__Objective__: Print all the data, keeping every line exactly as it is.

__Records from a collection__:
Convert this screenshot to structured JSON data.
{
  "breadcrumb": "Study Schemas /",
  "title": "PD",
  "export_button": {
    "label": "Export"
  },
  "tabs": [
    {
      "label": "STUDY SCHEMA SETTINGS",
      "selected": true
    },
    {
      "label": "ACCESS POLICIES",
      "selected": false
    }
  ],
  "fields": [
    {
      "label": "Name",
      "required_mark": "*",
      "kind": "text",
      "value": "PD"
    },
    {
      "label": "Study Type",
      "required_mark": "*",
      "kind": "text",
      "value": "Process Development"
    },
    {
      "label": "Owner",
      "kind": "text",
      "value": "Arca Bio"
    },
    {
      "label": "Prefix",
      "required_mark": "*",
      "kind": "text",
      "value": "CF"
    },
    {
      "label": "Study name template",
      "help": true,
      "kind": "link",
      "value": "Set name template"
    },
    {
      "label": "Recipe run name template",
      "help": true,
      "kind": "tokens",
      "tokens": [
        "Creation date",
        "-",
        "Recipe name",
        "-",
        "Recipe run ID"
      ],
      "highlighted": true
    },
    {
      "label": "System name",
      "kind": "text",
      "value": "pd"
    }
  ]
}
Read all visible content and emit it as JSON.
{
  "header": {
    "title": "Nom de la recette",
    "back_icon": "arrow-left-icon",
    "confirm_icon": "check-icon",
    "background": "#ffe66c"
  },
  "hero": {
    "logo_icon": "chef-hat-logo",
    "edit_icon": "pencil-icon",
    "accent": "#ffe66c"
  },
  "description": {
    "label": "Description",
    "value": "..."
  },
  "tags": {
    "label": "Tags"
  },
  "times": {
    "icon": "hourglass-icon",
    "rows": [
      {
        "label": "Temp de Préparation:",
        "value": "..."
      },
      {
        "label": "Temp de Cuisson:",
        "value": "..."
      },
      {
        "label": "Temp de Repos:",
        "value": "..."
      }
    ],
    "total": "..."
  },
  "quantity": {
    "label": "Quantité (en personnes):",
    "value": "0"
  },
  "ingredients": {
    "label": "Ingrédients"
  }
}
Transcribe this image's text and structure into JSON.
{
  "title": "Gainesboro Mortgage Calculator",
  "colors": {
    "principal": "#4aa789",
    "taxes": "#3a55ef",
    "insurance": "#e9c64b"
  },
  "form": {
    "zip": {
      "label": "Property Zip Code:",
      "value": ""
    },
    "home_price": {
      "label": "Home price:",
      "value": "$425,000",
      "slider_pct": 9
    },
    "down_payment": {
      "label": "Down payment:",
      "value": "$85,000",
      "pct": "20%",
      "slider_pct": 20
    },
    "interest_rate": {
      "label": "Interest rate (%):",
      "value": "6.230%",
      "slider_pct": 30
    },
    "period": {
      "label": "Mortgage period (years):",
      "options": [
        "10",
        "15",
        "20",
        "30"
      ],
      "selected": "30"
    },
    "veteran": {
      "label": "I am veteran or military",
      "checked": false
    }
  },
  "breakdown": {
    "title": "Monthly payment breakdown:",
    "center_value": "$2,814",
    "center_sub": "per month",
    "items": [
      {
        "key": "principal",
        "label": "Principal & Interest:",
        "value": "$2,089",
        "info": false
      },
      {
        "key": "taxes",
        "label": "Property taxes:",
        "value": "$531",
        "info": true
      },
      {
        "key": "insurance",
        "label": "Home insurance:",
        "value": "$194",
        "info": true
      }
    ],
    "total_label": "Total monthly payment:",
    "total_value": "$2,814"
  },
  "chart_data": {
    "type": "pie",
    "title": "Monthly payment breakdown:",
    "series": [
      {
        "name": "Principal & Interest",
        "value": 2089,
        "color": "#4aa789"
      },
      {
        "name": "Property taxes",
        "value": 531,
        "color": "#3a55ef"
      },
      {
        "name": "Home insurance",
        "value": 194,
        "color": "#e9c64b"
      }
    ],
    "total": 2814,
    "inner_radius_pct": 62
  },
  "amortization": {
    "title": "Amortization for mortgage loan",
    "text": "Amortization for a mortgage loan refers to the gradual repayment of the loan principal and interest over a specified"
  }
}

__Complete response__:
Convert this screenshot to structured JSON data.
{
  "breadcrumb": "Study Schemas /",
  "title": "PD",
  "export_button": {
    "label": "Export"
  },
  "tabs": [
    {
      "label": "STUDY SCHEMA SETTINGS",
      "selected": true
    },
    {
      "label": "ACCESS POLICIES",
      "selected": false
    }
  ],
  "fields": [
    {
      "label": "Name",
      "required_mark": "*",
      "kind": "text",
      "value": "PD"
    },
    {
      "label": "Study Type",
      "required_mark": "*",
      "kind": "text",
      "value": "Process Development"
    },
    {
      "label": "Owner",
      "kind": "text",
      "value": "Arca Bio"
    },
    {
      "label": "Prefix",
      "required_mark": "*",
      "kind": "text",
      "value": "CF"
    },
    {
      "label": "Study name template",
      "help": true,
      "kind": "link",
      "value": "Set name template"
    },
    {
      "label": "Recipe run name template",
      "help": true,
      "kind": "tokens",
      "tokens": [
        "Creation date",
        "-",
        "Recipe name",
        "-",
        "Recipe run ID"
      ],
      "highlighted": true
    },
    {
      "label": "System name",
      "kind": "text",
      "value": "pd"
    }
  ]
}
Read all visible content and emit it as JSON.
{
  "header": {
    "title": "Nom de la recette",
    "back_icon": "arrow-left-icon",
    "confirm_icon": "check-icon",
    "background": "#ffe66c"
  },
  "hero": {
    "logo_icon": "chef-hat-logo",
    "edit_icon": "pencil-icon",
    "accent": "#ffe66c"
  },
  "description": {
    "label": "Description",
    "value": "..."
  },
  "tags": {
    "label": "Tags"
  },
  "times": {
    "icon": "hourglass-icon",
    "rows": [
      {
        "label": "Temp de Préparation:",
        "value": "..."
      },
      {
        "label": "Temp de Cuisson:",
        "value": "..."
      },
      {
        "label": "Temp de Repos:",
        "value": "..."
      }
    ],
    "total": "..."
  },
  "quantity": {
    "label": "Quantité (en personnes):",
    "value": "0"
  },
  "ingredients": {
    "label": "Ingrédients"
  }
}
Transcribe this image's text and structure into JSON.
{
  "title": "Gainesboro Mortgage Calculator",
  "colors": {
    "principal": "#4aa789",
    "taxes": "#3a55ef",
    "insurance": "#e9c64b"
  },
  "form": {
    "zip": {
      "label": "Property Zip Code:",
      "value": ""
    },
    "home_price": {
      "label": "Home price:",
      "value": "$425,000",
      "slider_pct": 9
    },
    "down_payment": {
      "label": "Down payment:",
      "value": "$85,000",
      "pct": "20%",
      "slider_pct": 20
    },
    "interest_rate": {
      "label": "Interest rate (%):",
      "value": "6.230%",
      "slider_pct": 30
    },
    "period": {
      "label": "Mortgage period (years):",
      "options": [
        "10",
        "15",
        "20",
        "30"
      ],
      "selected": "30"
    },
    "veteran": {
      "label": "I am veteran or military",
      "checked": false
    }
  },
  "breakdown": {
    "title": "Monthly payment breakdown:",
    "center_value": "$2,814",
    "center_sub": "per month",
    "items": [
      {
        "key": "principal",
        "label": "Principal & Interest:",
        "value": "$2,089",
        "info": false
      },
      {
        "key": "taxes",
        "label": "Property taxes:",
        "value": "$531",
        "info": true
      },
      {
        "key": "insurance",
        "label": "Home insurance:",
        "value": "$194",
        "info": true
      }
    ],
    "total_label": "Total monthly payment:",
    "total_value": "$2,814"
  },
  "chart_data": {
    "type": "pie",
    "title": "Monthly payment breakdown:",
    "series": [
      {
        "name": "Principal & Interest",
        "value": 2089,
        "color": "#4aa789"
      },
      {
        "name": "Property taxes",
        "value": 531,
        "color": "#3a55ef"
      },
      {
        "name": "Home insurance",
        "value": 194,
        "color": "#e9c64b"
      }
    ],
    "total": 2814,
    "inner_radius_pct": 62
  },
  "amortization": {
    "title": "Amortization for mortgage loan",
    "text": "Amortization for a mortgage loan refers to the gradual repayment of the loan principal and interest over a specified"
  }
}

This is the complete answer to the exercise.